Do this:
Take the records underneath and set them down exactly.

Records for processing:
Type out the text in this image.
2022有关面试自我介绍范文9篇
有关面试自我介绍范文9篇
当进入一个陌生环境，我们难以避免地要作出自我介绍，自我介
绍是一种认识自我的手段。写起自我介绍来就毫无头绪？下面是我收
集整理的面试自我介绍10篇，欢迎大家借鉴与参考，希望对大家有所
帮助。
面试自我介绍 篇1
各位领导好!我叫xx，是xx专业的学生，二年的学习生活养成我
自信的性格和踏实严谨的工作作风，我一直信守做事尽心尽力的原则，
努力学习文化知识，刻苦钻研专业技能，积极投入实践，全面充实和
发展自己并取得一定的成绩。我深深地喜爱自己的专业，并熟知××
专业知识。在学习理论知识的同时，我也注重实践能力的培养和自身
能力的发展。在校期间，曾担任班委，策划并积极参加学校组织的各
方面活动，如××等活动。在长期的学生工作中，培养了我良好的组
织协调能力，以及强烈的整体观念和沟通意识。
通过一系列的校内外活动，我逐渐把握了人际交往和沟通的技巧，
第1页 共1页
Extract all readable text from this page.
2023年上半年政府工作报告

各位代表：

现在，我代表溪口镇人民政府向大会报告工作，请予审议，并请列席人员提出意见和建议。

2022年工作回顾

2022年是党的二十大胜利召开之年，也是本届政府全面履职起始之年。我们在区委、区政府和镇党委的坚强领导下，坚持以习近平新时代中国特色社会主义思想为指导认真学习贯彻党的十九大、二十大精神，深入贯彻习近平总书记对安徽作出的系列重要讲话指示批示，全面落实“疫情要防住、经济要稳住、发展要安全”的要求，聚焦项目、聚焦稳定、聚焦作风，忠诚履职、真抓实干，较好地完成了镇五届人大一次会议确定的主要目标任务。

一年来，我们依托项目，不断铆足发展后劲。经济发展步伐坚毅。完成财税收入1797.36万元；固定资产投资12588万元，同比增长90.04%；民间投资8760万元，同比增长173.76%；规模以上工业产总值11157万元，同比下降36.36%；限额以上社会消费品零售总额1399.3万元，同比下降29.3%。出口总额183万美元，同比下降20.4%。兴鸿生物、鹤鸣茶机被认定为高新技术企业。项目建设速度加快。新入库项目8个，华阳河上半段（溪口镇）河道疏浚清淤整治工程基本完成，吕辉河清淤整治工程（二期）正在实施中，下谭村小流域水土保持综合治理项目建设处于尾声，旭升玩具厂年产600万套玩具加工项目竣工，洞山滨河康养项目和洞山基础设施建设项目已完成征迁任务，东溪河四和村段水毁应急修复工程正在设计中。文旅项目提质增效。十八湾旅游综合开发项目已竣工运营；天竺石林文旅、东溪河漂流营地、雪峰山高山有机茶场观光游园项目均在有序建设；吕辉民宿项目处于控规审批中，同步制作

Task response:
Type out the text in this image.
2022有关面试自我介绍范文9篇
有关面试自我介绍范文9篇
当进入一个陌生环境，我们难以避免地要作出自我介绍，自我介
绍是一种认识自我的手段。写起自我介绍来就毫无头绪？下面是我收
集整理的面试自我介绍10篇，欢迎大家借鉴与参考，希望对大家有所
帮助。
面试自我介绍 篇1
各位领导好!我叫xx，是xx专业的学生，二年的学习生活养成我
自信的性格和踏实严谨的工作作风，我一直信守做事尽心尽力的原则，
努力学习文化知识，刻苦钻研专业技能，积极投入实践，全面充实和
发展自己并取得一定的成绩。我深深地喜爱自己的专业，并熟知××
专业知识。在学习理论知识的同时，我也注重实践能力的培养和自身
能力的发展。在校期间，曾担任班委，策划并积极参加学校组织的各
方面活动，如××等活动。在长期的学生工作中，培养了我良好的组
织协调能力，以及强烈的整体观念和沟通意识。
通过一系列的校内外活动，我逐渐把握了人际交往和沟通的技巧，
第1页 共1页
Extract all readable text from this page.
2023年上半年政府工作报告

各位代表：

现在，我代表溪口镇人民政府向大会报告工作，请予审议，并请列席人员提出意见和建议。

2022年工作回顾

2022年是党的二十大胜利召开之年，也是本届政府全面履职起始之年。我们在区委、区政府和镇党委的坚强领导下，坚持以习近平新时代中国特色社会主义思想为指导认真学习贯彻党的十九大、二十大精神，深入贯彻习近平总书记对安徽作出的系列重要讲话指示批示，全面落实“疫情要防住、经济要稳住、发展要安全”的要求，聚焦项目、聚焦稳定、聚焦作风，忠诚履职、真抓实干，较好地完成了镇五届人大一次会议确定的主要目标任务。

一年来，我们依托项目，不断铆足发展后劲。经济发展步伐坚毅。完成财税收入1797.36万元；固定资产投资12588万元，同比增长90.04%；民间投资8760万元，同比增长173.76%；规模以上工业产总值11157万元，同比下降36.36%；限额以上社会消费品零售总额1399.3万元，同比下降29.3%。出口总额183万美元，同比下降20.4%。兴鸿生物、鹤鸣茶机被认定为高新技术企业。项目建设速度加快。新入库项目8个，华阳河上半段（溪口镇）河道疏浚清淤整治工程基本完成，吕辉河清淤整治工程（二期）正在实施中，下谭村小流域水土保持综合治理项目建设处于尾声，旭升玩具厂年产600万套玩具加工项目竣工，洞山滨河康养项目和洞山基础设施建设项目已完成征迁任务，东溪河四和村段水毁应急修复工程正在设计中。文旅项目提质增效。十八湾旅游综合开发项目已竣工运营；天竺石林文旅、东溪河漂流营地、雪峰山高山有机茶场观光游园项目均在有序建设；吕辉民宿项目处于控规审批中，同步制作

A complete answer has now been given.